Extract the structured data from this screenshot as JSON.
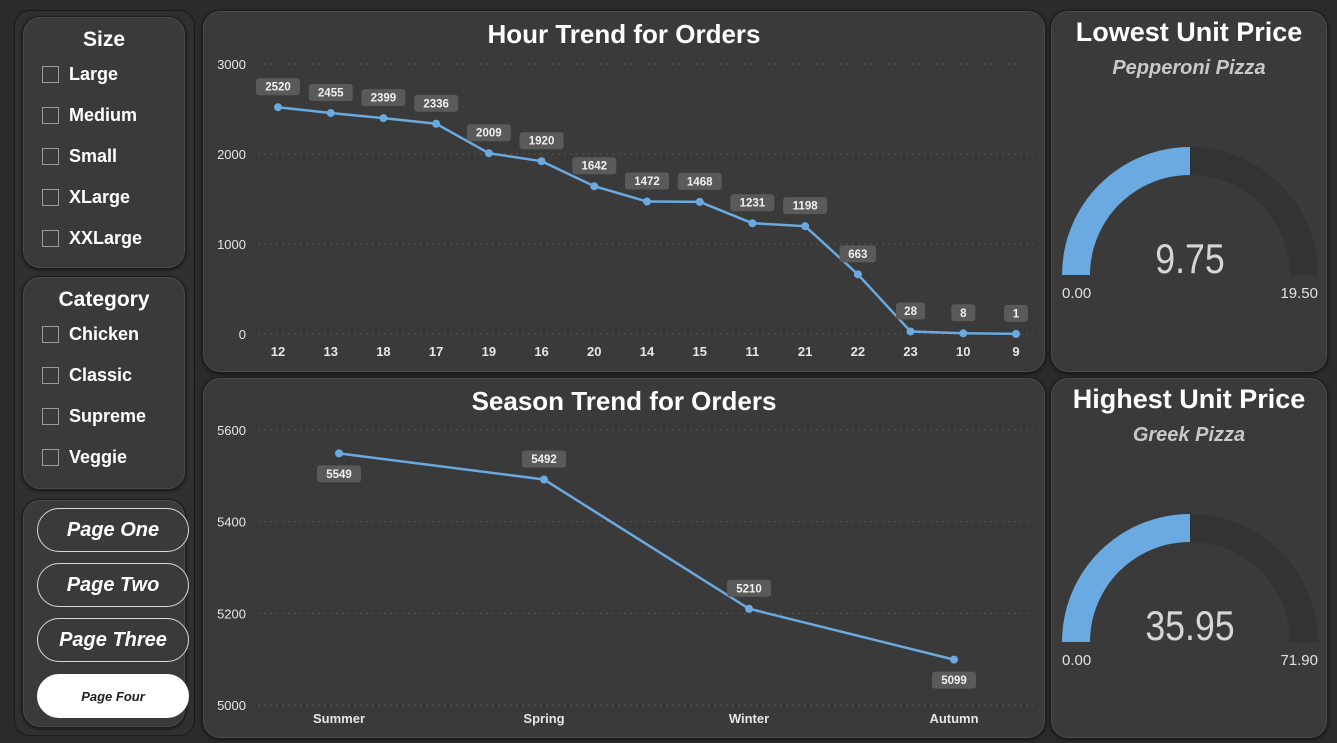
{
  "filters": {
    "size": {
      "title": "Size",
      "items": [
        "Large",
        "Medium",
        "Small",
        "XLarge",
        "XXLarge"
      ]
    },
    "category": {
      "title": "Category",
      "items": [
        "Chicken",
        "Classic",
        "Supreme",
        "Veggie"
      ]
    }
  },
  "nav": {
    "buttons": [
      "Page One",
      "Page Two",
      "Page Three",
      "Page Four"
    ],
    "active": "Page Four"
  },
  "colors": {
    "line": "#6aaae0",
    "gauge_fill": "#6aaae0",
    "gauge_track": "#2e2e2e",
    "label_bg": "#5a5a5a",
    "panel": "#3a3a3a"
  },
  "chart_data": [
    {
      "type": "line",
      "title": "Hour Trend for Orders",
      "categories": [
        "12",
        "13",
        "18",
        "17",
        "19",
        "16",
        "20",
        "14",
        "15",
        "11",
        "21",
        "22",
        "23",
        "10",
        "9"
      ],
      "values": [
        2520,
        2455,
        2399,
        2336,
        2009,
        1920,
        1642,
        1472,
        1468,
        1231,
        1198,
        663,
        28,
        8,
        1
      ],
      "ylim": [
        0,
        3000
      ],
      "yticks": [
        "0",
        "1000",
        "2000",
        "3000"
      ],
      "ytick_values": [
        0,
        1000,
        2000,
        3000
      ],
      "grid": true,
      "data_labels": "above"
    },
    {
      "type": "line",
      "title": "Season Trend for Orders",
      "categories": [
        "Summer",
        "Spring",
        "Winter",
        "Autumn"
      ],
      "values": [
        5549,
        5492,
        5210,
        5099
      ],
      "ylim": [
        5000,
        5600
      ],
      "yticks": [
        "5000",
        "5200",
        "5400",
        "5600"
      ],
      "ytick_values": [
        5000,
        5200,
        5400,
        5600
      ],
      "grid": true,
      "label_positions": [
        "below",
        "above",
        "above",
        "below"
      ]
    }
  ],
  "kpis": {
    "lowest": {
      "title": "Lowest Unit Price",
      "subtitle": "Pepperoni Pizza",
      "value": 9.75,
      "value_text": "9.75",
      "min": "0.00",
      "max": "19.50",
      "max_value": 19.5
    },
    "highest": {
      "title": "Highest Unit Price",
      "subtitle": "Greek Pizza",
      "value": 35.95,
      "value_text": "35.95",
      "min": "0.00",
      "max": "71.90",
      "max_value": 71.9
    }
  }
}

* _Directive_
Output all of the entries verbatim, leaving out any images.

* _Answer below_
Extract the structured data from this screenshot as JSON.
{
  "filters": {
    "size": {
      "title": "Size",
      "items": [
        "Large",
        "Medium",
        "Small",
        "XLarge",
        "XXLarge"
      ]
    },
    "category": {
      "title": "Category",
      "items": [
        "Chicken",
        "Classic",
        "Supreme",
        "Veggie"
      ]
    }
  },
  "nav": {
    "buttons": [
      "Page One",
      "Page Two",
      "Page Three",
      "Page Four"
    ],
    "active": "Page Four"
  },
  "colors": {
    "line": "#6aaae0",
    "gauge_fill": "#6aaae0",
    "gauge_track": "#2e2e2e",
    "label_bg": "#5a5a5a",
    "panel": "#3a3a3a"
  },
  "chart_data": [
    {
      "type": "line",
      "title": "Hour Trend for Orders",
      "categories": [
        "12",
        "13",
        "18",
        "17",
        "19",
        "16",
        "20",
        "14",
        "15",
        "11",
        "21",
        "22",
        "23",
        "10",
        "9"
      ],
      "values": [
        2520,
        2455,
        2399,
        2336,
        2009,
        1920,
        1642,
        1472,
        1468,
        1231,
        1198,
        663,
        28,
        8,
        1
      ],
      "ylim": [
        0,
        3000
      ],
      "yticks": [
        "0",
        "1000",
        "2000",
        "3000"
      ],
      "ytick_values": [
        0,
        1000,
        2000,
        3000
      ],
      "grid": true,
      "data_labels": "above"
    },
    {
      "type": "line",
      "title": "Season Trend for Orders",
      "categories": [
        "Summer",
        "Spring",
        "Winter",
        "Autumn"
      ],
      "values": [
        5549,
        5492,
        5210,
        5099
      ],
      "ylim": [
        5000,
        5600
      ],
      "yticks": [
        "5000",
        "5200",
        "5400",
        "5600"
      ],
      "ytick_values": [
        5000,
        5200,
        5400,
        5600
      ],
      "grid": true,
      "label_positions": [
        "below",
        "above",
        "above",
        "below"
      ]
    }
  ],
  "kpis": {
    "lowest": {
      "title": "Lowest Unit Price",
      "subtitle": "Pepperoni Pizza",
      "value": 9.75,
      "value_text": "9.75",
      "min": "0.00",
      "max": "19.50",
      "max_value": 19.5
    },
    "highest": {
      "title": "Highest Unit Price",
      "subtitle": "Greek Pizza",
      "value": 35.95,
      "value_text": "35.95",
      "min": "0.00",
      "max": "71.90",
      "max_value": 71.9
    }
  }
}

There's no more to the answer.